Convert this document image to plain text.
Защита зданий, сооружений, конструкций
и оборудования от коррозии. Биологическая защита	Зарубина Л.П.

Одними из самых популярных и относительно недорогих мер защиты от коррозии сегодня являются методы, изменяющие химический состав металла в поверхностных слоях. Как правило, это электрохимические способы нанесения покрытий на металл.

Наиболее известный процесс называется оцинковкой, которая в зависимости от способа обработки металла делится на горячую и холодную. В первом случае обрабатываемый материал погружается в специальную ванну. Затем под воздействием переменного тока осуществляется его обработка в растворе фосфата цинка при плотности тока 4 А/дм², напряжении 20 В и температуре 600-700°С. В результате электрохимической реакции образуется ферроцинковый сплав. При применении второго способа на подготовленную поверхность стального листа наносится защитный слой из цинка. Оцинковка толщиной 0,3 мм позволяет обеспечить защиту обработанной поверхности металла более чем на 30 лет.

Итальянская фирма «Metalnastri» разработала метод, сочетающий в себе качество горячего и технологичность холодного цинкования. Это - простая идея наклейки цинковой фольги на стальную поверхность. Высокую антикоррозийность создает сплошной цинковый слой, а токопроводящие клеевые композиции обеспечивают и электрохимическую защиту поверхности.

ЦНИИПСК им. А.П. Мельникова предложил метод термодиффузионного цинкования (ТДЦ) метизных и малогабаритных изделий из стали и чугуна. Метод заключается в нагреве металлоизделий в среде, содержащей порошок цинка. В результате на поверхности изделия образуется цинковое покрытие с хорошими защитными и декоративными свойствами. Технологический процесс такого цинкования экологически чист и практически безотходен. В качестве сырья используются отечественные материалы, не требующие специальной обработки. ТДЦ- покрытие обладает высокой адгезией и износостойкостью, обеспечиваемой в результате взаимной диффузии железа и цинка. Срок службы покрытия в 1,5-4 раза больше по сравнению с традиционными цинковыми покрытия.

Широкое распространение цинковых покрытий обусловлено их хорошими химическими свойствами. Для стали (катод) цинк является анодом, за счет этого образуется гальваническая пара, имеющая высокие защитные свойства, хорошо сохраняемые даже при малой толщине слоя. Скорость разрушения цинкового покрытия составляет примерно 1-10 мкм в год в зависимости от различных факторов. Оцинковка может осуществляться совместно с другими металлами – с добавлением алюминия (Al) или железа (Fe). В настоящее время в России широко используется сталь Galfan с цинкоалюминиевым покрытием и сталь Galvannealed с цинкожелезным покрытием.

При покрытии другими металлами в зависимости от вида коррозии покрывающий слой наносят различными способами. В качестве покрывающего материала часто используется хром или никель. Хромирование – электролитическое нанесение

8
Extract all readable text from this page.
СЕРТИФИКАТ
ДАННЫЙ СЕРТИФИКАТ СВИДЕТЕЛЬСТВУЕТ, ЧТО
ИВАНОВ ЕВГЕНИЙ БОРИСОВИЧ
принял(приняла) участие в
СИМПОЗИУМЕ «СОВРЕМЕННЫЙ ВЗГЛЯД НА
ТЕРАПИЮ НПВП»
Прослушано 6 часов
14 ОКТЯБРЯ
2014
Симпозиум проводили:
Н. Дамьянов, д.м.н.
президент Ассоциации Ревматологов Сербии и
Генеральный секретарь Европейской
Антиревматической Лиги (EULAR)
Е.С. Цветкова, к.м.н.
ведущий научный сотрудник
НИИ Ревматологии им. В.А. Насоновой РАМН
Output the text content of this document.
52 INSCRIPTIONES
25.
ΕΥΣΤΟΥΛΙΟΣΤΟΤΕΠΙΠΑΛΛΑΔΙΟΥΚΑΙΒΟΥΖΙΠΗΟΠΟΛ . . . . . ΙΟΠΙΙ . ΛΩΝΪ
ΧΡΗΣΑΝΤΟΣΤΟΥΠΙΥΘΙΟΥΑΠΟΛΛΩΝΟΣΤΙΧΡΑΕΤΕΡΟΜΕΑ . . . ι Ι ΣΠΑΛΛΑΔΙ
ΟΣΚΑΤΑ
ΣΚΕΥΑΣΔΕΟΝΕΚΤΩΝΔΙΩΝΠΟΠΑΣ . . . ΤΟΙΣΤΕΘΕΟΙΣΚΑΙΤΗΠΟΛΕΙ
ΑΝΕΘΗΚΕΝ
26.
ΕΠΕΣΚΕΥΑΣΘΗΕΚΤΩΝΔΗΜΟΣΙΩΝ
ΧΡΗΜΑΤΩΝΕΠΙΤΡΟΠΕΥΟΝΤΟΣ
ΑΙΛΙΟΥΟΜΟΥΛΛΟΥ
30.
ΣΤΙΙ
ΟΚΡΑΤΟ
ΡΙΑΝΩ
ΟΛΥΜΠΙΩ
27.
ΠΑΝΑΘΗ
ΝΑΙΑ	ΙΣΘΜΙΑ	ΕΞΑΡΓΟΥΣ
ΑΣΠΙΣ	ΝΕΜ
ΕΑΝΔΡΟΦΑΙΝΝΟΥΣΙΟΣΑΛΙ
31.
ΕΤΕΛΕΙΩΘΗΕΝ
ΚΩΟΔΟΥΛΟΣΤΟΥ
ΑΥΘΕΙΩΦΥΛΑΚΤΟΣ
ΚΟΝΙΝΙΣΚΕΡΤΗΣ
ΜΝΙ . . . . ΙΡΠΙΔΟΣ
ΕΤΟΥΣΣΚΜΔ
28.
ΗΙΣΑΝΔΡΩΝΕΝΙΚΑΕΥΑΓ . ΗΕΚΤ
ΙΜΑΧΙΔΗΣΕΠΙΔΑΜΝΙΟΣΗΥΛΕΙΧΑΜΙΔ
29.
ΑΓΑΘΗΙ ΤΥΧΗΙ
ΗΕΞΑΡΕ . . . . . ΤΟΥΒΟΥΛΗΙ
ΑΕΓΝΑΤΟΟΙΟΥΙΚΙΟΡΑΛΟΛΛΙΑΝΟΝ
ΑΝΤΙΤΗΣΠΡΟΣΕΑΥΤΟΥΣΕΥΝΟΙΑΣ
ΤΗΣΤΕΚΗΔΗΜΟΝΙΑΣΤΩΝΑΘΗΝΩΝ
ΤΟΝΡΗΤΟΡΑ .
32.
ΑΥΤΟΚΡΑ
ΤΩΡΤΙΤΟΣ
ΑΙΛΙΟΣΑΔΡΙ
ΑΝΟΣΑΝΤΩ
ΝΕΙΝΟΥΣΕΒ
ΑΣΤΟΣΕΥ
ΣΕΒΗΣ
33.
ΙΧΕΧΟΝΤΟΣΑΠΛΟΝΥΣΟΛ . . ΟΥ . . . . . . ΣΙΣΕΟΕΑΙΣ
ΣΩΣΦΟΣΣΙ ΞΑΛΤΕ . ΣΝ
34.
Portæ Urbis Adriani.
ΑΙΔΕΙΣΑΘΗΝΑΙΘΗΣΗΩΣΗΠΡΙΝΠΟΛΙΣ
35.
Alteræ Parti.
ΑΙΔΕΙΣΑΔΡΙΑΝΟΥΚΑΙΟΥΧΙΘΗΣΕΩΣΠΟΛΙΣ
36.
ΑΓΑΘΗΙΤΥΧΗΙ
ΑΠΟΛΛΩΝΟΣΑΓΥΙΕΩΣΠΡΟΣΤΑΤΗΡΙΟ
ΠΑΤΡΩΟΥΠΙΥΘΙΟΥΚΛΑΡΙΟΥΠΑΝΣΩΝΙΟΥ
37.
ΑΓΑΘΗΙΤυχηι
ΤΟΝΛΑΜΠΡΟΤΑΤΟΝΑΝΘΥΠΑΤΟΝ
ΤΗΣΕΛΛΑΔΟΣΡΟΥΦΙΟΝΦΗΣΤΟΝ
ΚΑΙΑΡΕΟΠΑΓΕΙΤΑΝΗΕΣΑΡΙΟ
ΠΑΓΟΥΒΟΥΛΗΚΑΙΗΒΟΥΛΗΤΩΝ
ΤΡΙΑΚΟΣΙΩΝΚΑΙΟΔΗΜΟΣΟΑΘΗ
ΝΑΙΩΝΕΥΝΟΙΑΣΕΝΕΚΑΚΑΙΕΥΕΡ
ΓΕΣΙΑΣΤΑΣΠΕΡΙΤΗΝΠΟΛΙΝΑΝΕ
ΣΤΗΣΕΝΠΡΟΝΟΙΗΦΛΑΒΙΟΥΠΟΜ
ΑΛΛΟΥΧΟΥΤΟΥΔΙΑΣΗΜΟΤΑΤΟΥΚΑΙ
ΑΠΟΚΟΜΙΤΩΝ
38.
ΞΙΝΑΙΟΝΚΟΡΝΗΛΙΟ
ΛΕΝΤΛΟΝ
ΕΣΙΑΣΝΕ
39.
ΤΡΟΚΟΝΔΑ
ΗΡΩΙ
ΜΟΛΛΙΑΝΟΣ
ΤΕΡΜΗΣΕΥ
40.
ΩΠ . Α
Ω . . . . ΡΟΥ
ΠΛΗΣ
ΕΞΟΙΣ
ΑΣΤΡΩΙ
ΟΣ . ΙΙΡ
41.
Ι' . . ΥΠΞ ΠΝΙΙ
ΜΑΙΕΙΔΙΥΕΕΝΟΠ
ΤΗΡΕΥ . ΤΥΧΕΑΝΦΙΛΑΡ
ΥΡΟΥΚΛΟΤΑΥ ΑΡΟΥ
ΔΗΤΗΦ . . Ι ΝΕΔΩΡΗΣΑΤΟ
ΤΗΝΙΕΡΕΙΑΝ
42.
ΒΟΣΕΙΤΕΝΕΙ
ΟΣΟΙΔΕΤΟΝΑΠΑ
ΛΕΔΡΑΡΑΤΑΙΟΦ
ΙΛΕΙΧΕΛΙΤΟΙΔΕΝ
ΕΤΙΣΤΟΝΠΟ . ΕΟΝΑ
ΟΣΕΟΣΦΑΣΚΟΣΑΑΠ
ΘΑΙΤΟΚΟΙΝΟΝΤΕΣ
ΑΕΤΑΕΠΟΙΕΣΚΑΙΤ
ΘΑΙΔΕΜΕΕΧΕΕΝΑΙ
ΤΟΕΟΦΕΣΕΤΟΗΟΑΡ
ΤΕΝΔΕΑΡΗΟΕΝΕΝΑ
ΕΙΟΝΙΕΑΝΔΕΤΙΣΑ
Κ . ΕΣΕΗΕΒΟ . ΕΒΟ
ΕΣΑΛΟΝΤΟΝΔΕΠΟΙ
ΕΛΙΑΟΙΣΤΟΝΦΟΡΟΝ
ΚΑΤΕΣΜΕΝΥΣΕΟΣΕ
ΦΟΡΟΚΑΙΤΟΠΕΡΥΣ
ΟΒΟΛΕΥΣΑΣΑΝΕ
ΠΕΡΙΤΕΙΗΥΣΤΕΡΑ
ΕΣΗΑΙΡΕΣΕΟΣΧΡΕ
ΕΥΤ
* * * *
Instruction — Going through the records above, state how many lines carry "document", with no other text.

Full output — 2